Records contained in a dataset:
# # # # # # #
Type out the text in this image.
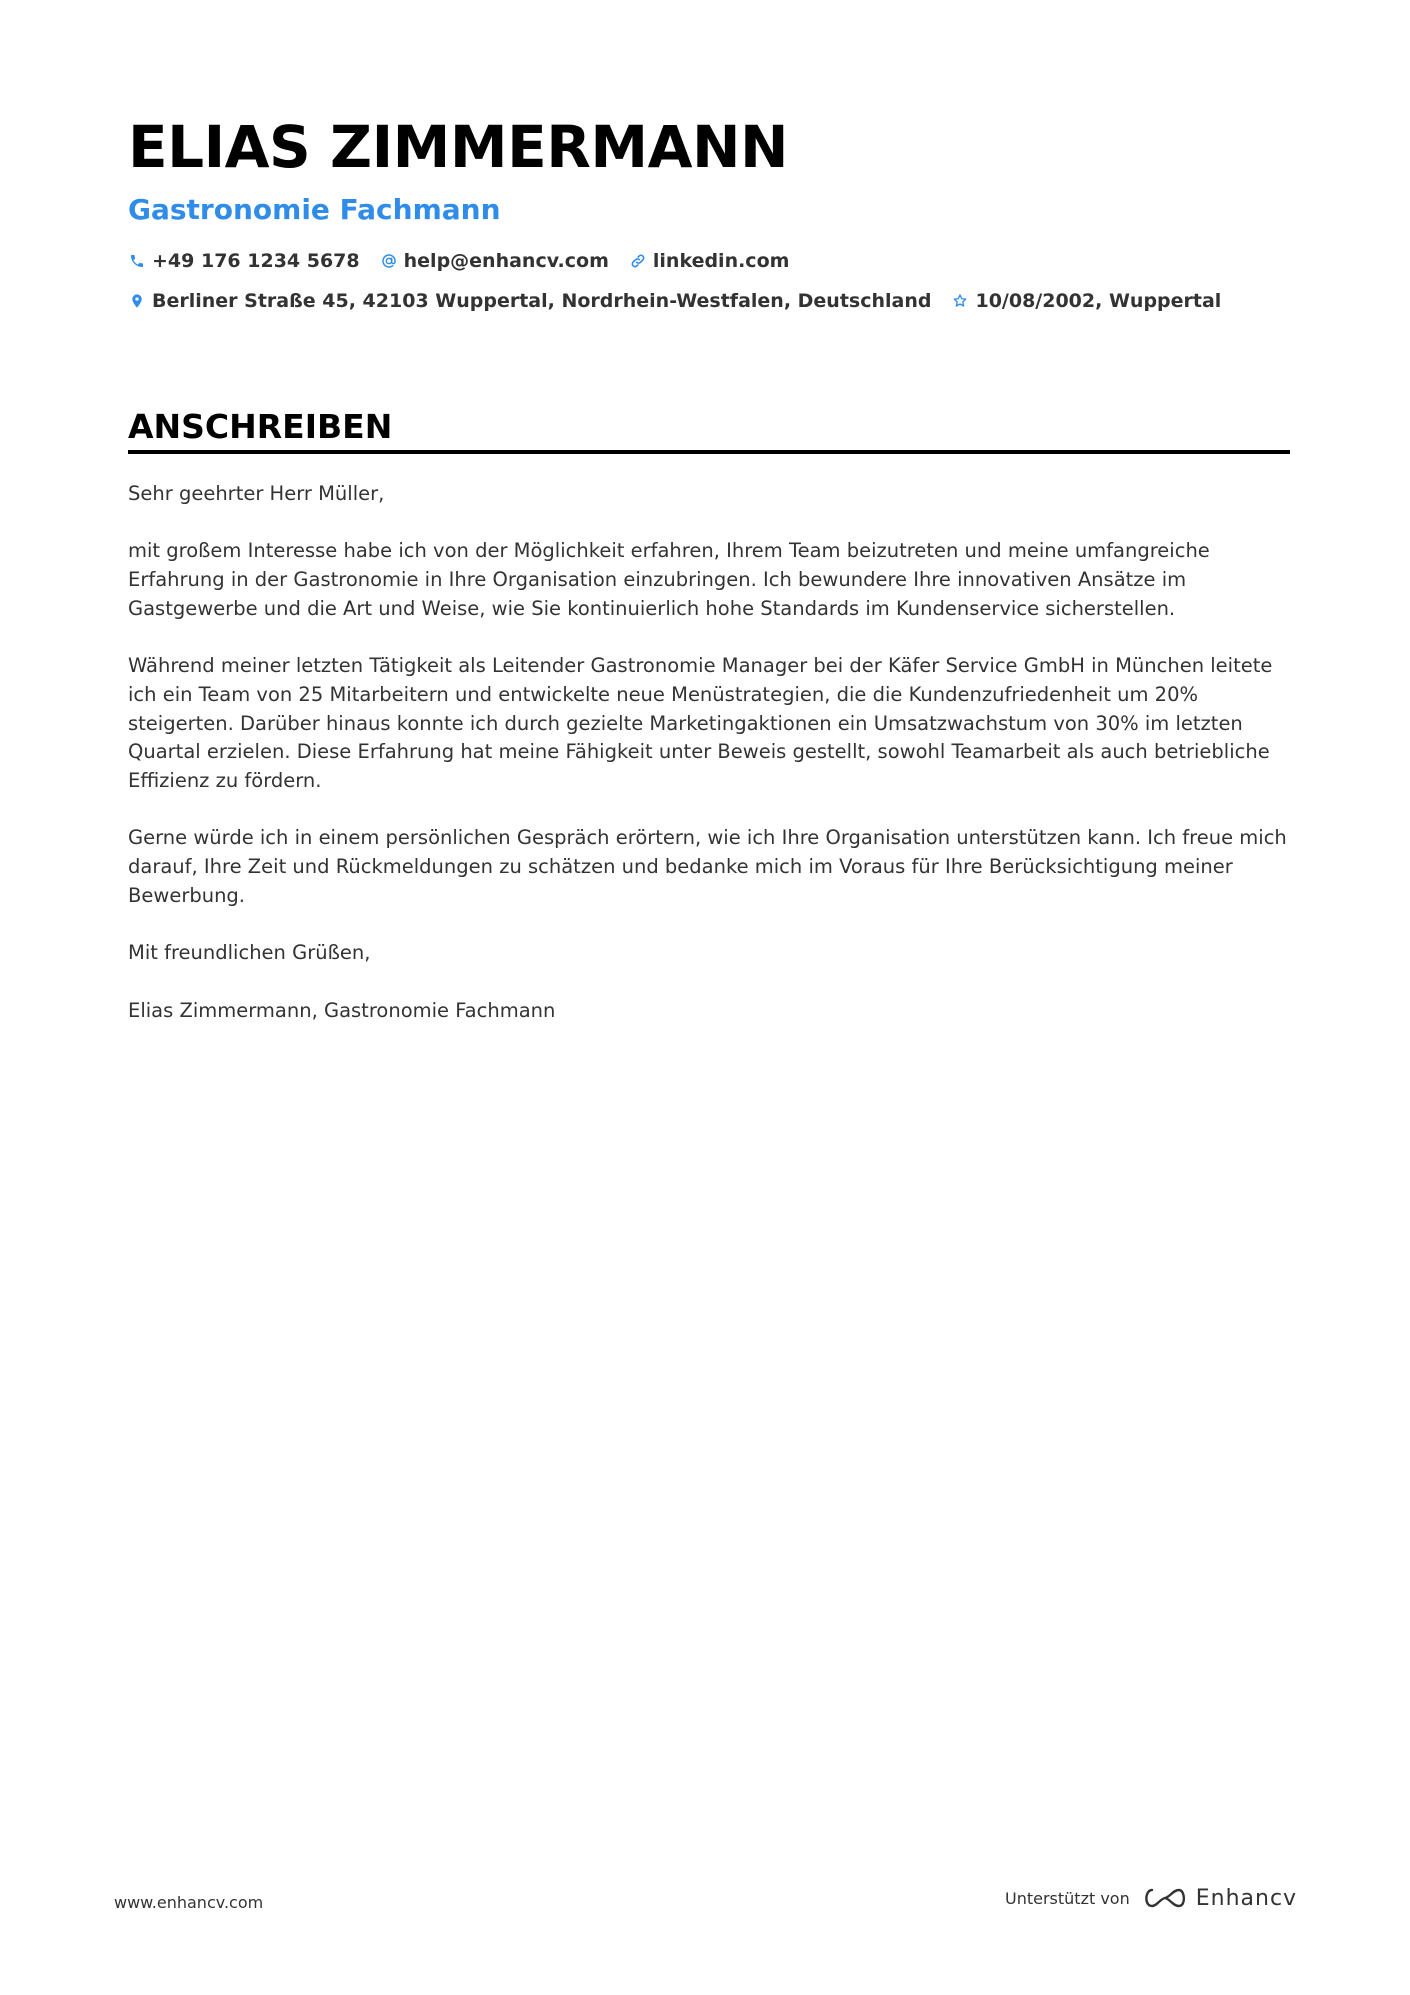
ELIAS ZIMMERMANN
Gastronomie Fachmann
+49 176 1234 5678 help@enhancv.com linkedin.com
Berliner Straße 45, 42103 Wuppertal, Nordrhein-Westfalen, Deutschland 10/08/2002, Wuppertal
ANSCHREIBEN

Sehr geehrter Herr Müller,

mit großem Interesse habe ich von der Möglichkeit erfahren, Ihrem Team beizutreten und meine umfangreiche Erfahrung in der Gastronomie in Ihre Organisation einzubringen. Ich bewundere Ihre innovativen Ansätze im Gastgewerbe und die Art und Weise, wie Sie kontinuierlich hohe Standards im Kundenservice sicherstellen.

Während meiner letzten Tätigkeit als Leitender Gastronomie Manager bei der Käfer Service GmbH in München leitete ich ein Team von 25 Mitarbeitern und entwickelte neue Menüstrategien, die die Kundenzufriedenheit um 20% steigerten. Darüber hinaus konnte ich durch gezielte Marketingaktionen ein Umsatzwachstum von 30% im letzten Quartal erzielen. Diese Erfahrung hat meine Fähigkeit unter Beweis gestellt, sowohl Teamarbeit als auch betriebliche Effizienz zu fördern.

Gerne würde ich in einem persönlichen Gespräch erörtern, wie ich Ihre Organisation unterstützen kann. Ich freue mich darauf, Ihre Zeit und Rückmeldungen zu schätzen und bedanke mich im Voraus für Ihre Berücksichtigung meiner Bewerbung.

Mit freundlichen Grüßen,

Elias Zimmermann, Gastronomie Fachmann

www.enhancv.com	Unterstützt von	Enhancv
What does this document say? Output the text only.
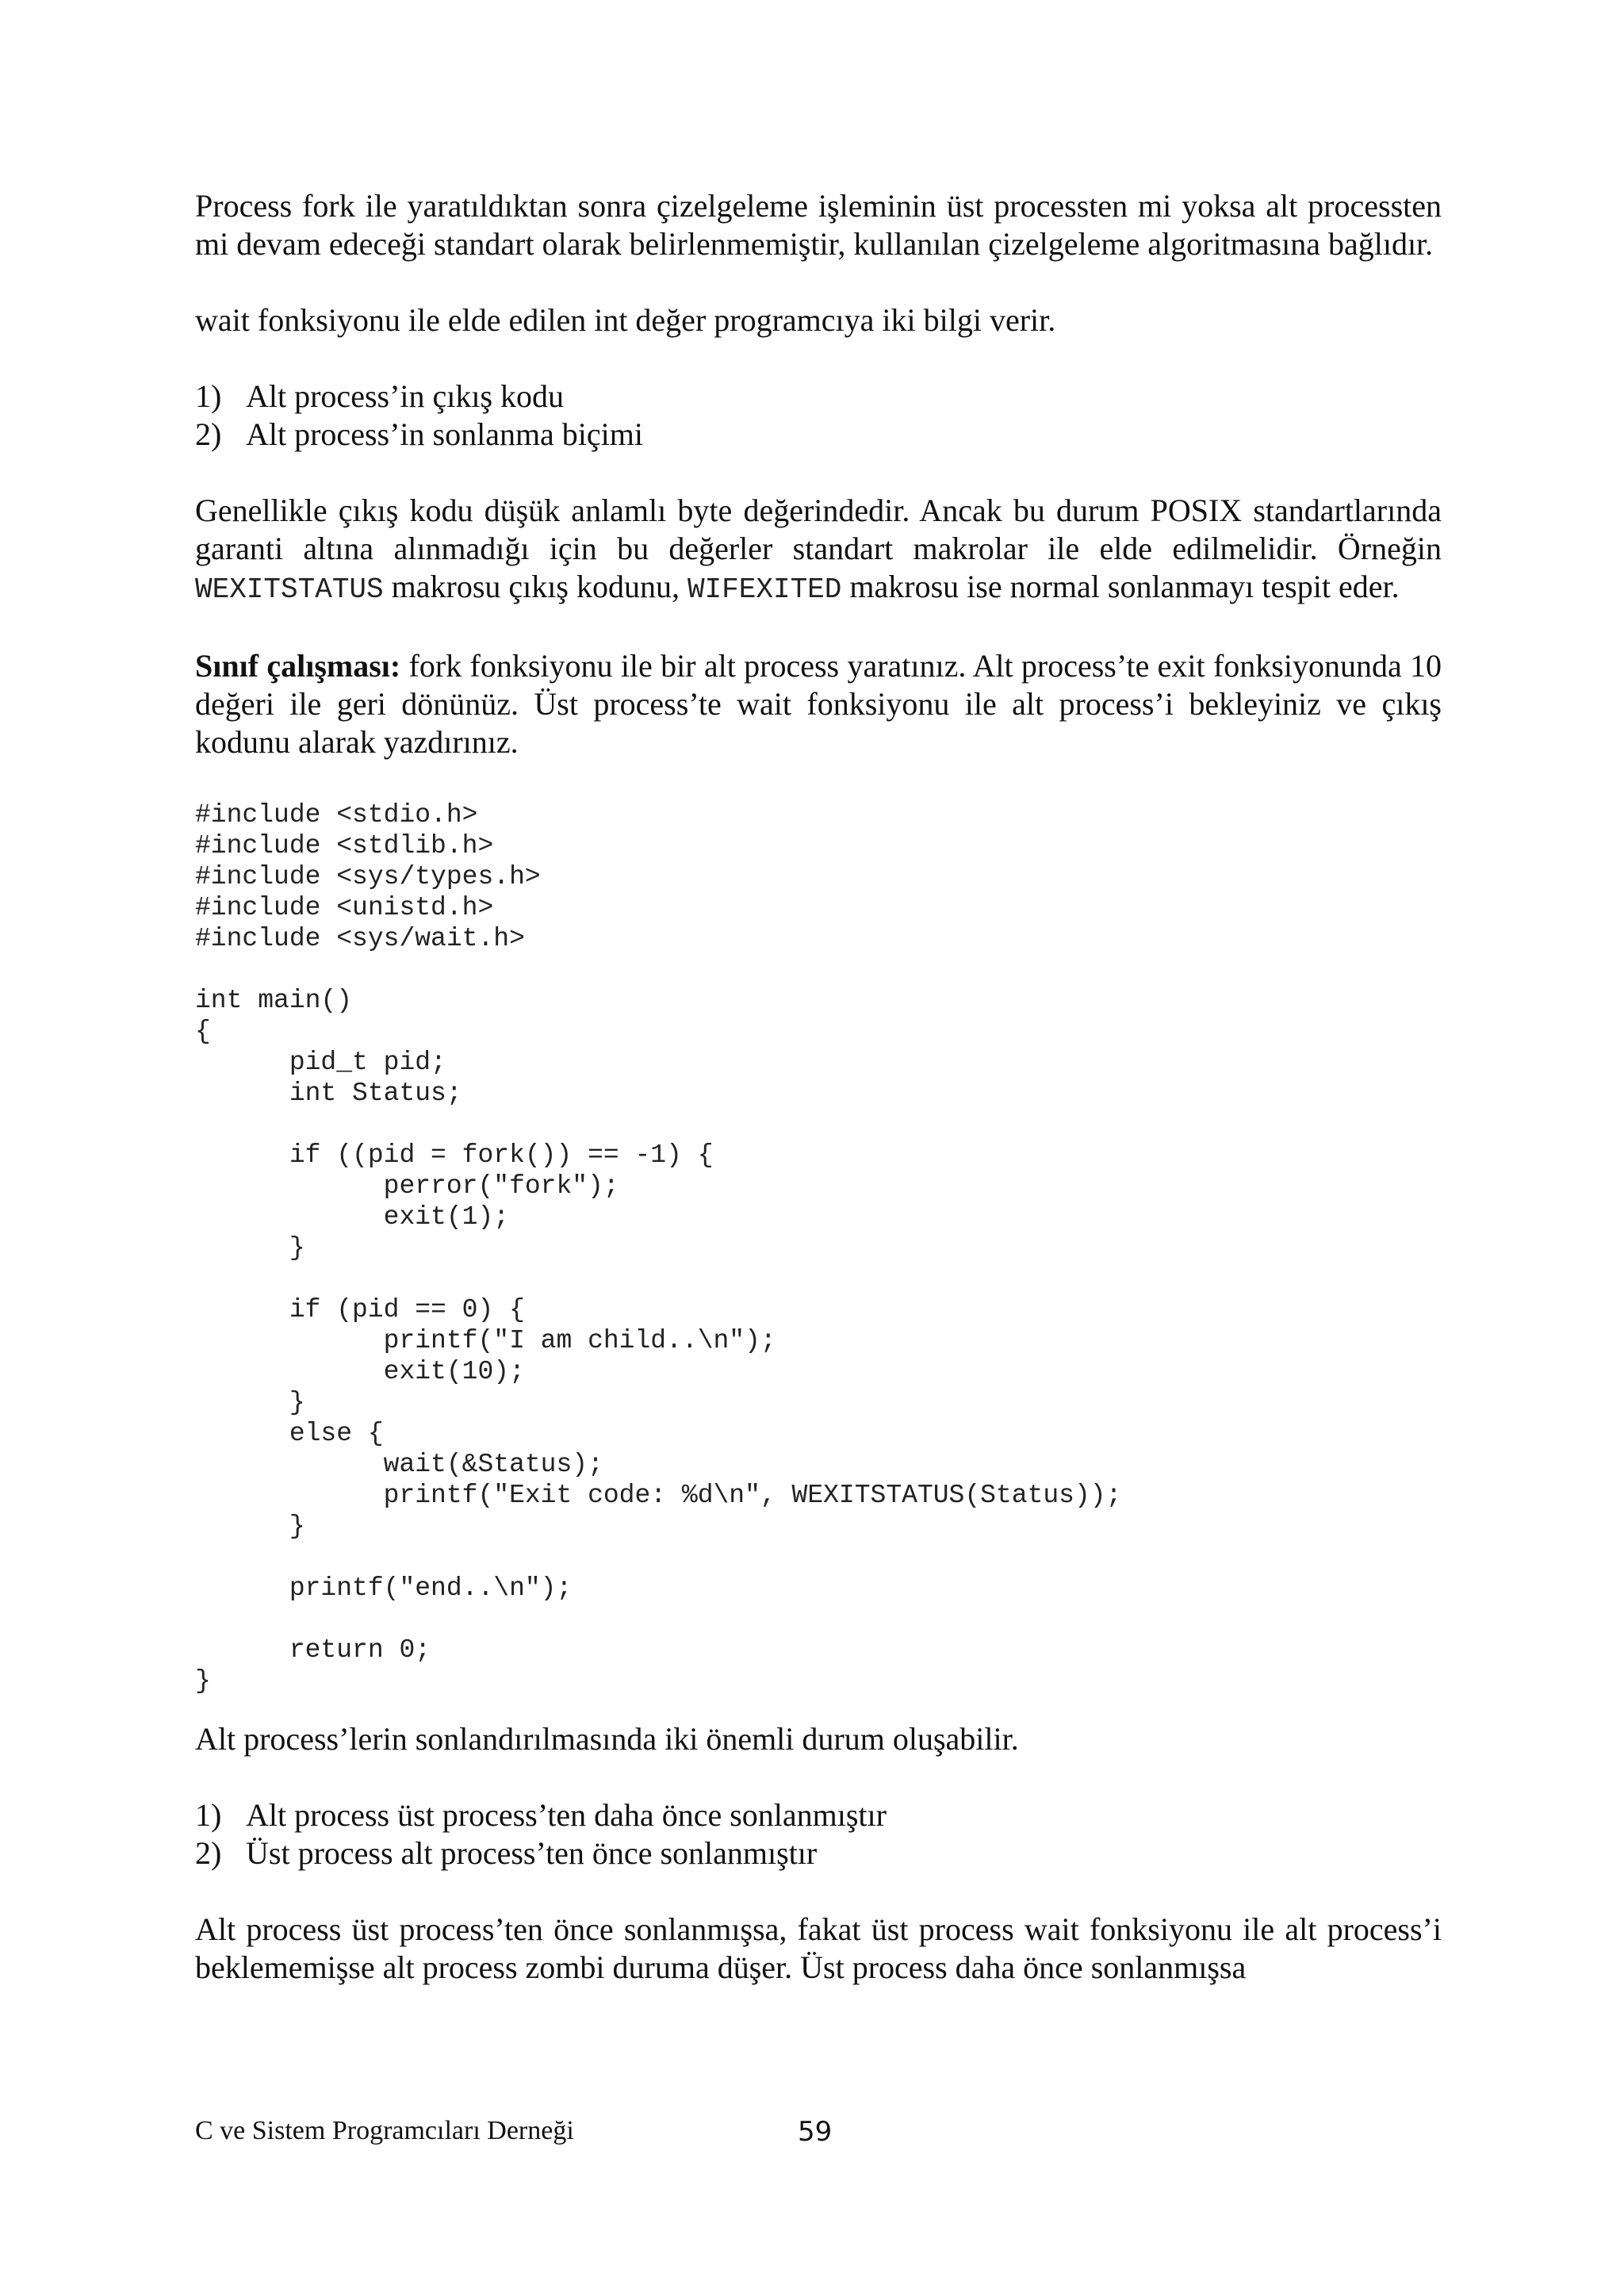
Process fork ile yaratıldıktan sonra çizelgeleme işleminin üst processten mi yoksa alt processten mi devam edeceği standart olarak belirlenmemiştir, kullanılan çizelgeleme algoritmasına bağlıdır.

wait fonksiyonu ile elde edilen int değer programcıya iki bilgi verir.

1) Alt process’in çıkış kodu
2) Alt process’in sonlanma biçimi

Genellikle çıkış kodu düşük anlamlı byte değerindedir. Ancak bu durum POSIX standartlarında garanti altına alınmadığı için bu değerler standart makrolar ile elde edilmelidir. Örneğin WEXITSTATUS makrosu çıkış kodunu, WIFEXITED makrosu ise normal sonlanmayı tespit eder.

Sınıf çalışması: fork fonksiyonu ile bir alt process yaratınız. Alt process’te exit fonksiyonunda 10 değeri ile geri dönünüz. Üst process’te wait fonksiyonu ile alt process’i bekleyiniz ve çıkış kodunu alarak yazdırınız.

#include <stdio.h>
#include <stdlib.h>
#include <sys/types.h>
#include <unistd.h>
#include <sys/wait.h>
int main()
{
pid_t pid;
int Status;
if ((pid = fork()) == -1) {
perror("fork");
exit(1);
}
if (pid == 0) {
printf("I am child..\n");
exit(10);
}
else {
wait(&Status);
printf("Exit code: %d\n", WEXITSTATUS(Status));
}
printf("end..\n");
return 0;
}

Alt process’lerin sonlandırılmasında iki önemli durum oluşabilir.

1) Alt process üst process’ten daha önce sonlanmıştır
2) Üst process alt process’ten önce sonlanmıştır

Alt process üst process’ten önce sonlanmışsa, fakat üst process wait fonksiyonu ile alt process’i beklememişse alt process zombi duruma düşer. Üst process daha önce sonlanmışsa

C ve Sistem Programcıları Derneği	59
# # # # # # #
Do this: Quote the records above exactly, leaving out any pictures.

Answer:
Type out the text in this image.
ELIAS ZIMMERMANN
Gastronomie Fachmann
+49 176 1234 5678 help@enhancv.com linkedin.com
Berliner Straße 45, 42103 Wuppertal, Nordrhein-Westfalen, Deutschland 10/08/2002, Wuppertal
ANSCHREIBEN

Sehr geehrter Herr Müller,

mit großem Interesse habe ich von der Möglichkeit erfahren, Ihrem Team beizutreten und meine umfangreiche Erfahrung in der Gastronomie in Ihre Organisation einzubringen. Ich bewundere Ihre innovativen Ansätze im Gastgewerbe und die Art und Weise, wie Sie kontinuierlich hohe Standards im Kundenservice sicherstellen.

Während meiner letzten Tätigkeit als Leitender Gastronomie Manager bei der Käfer Service GmbH in München leitete ich ein Team von 25 Mitarbeitern und entwickelte neue Menüstrategien, die die Kundenzufriedenheit um 20% steigerten. Darüber hinaus konnte ich durch gezielte Marketingaktionen ein Umsatzwachstum von 30% im letzten Quartal erzielen. Diese Erfahrung hat meine Fähigkeit unter Beweis gestellt, sowohl Teamarbeit als auch betriebliche Effizienz zu fördern.

Gerne würde ich in einem persönlichen Gespräch erörtern, wie ich Ihre Organisation unterstützen kann. Ich freue mich darauf, Ihre Zeit und Rückmeldungen zu schätzen und bedanke mich im Voraus für Ihre Berücksichtigung meiner Bewerbung.

Mit freundlichen Grüßen,

Elias Zimmermann, Gastronomie Fachmann

www.enhancv.com	Unterstützt von	Enhancv
What does this document say? Output the text only.
Process fork ile yaratıldıktan sonra çizelgeleme işleminin üst processten mi yoksa alt processten mi devam edeceği standart olarak belirlenmemiştir, kullanılan çizelgeleme algoritmasına bağlıdır.

wait fonksiyonu ile elde edilen int değer programcıya iki bilgi verir.

1) Alt process’in çıkış kodu
2) Alt process’in sonlanma biçimi

Genellikle çıkış kodu düşük anlamlı byte değerindedir. Ancak bu durum POSIX standartlarında garanti altına alınmadığı için bu değerler standart makrolar ile elde edilmelidir. Örneğin WEXITSTATUS makrosu çıkış kodunu, WIFEXITED makrosu ise normal sonlanmayı tespit eder.

Sınıf çalışması: fork fonksiyonu ile bir alt process yaratınız. Alt process’te exit fonksiyonunda 10 değeri ile geri dönünüz. Üst process’te wait fonksiyonu ile alt process’i bekleyiniz ve çıkış kodunu alarak yazdırınız.

#include <stdio.h>
#include <stdlib.h>
#include <sys/types.h>
#include <unistd.h>
#include <sys/wait.h>
int main()
{
pid_t pid;
int Status;
if ((pid = fork()) == -1) {
perror("fork");
exit(1);
}
if (pid == 0) {
printf("I am child..\n");
exit(10);
}
else {
wait(&Status);
printf("Exit code: %d\n", WEXITSTATUS(Status));
}
printf("end..\n");
return 0;
}

Alt process’lerin sonlandırılmasında iki önemli durum oluşabilir.

1) Alt process üst process’ten daha önce sonlanmıştır
2) Üst process alt process’ten önce sonlanmıştır

Alt process üst process’ten önce sonlanmışsa, fakat üst process wait fonksiyonu ile alt process’i beklememişse alt process zombi duruma düşer. Üst process daha önce sonlanmışsa

C ve Sistem Programcıları Derneği	59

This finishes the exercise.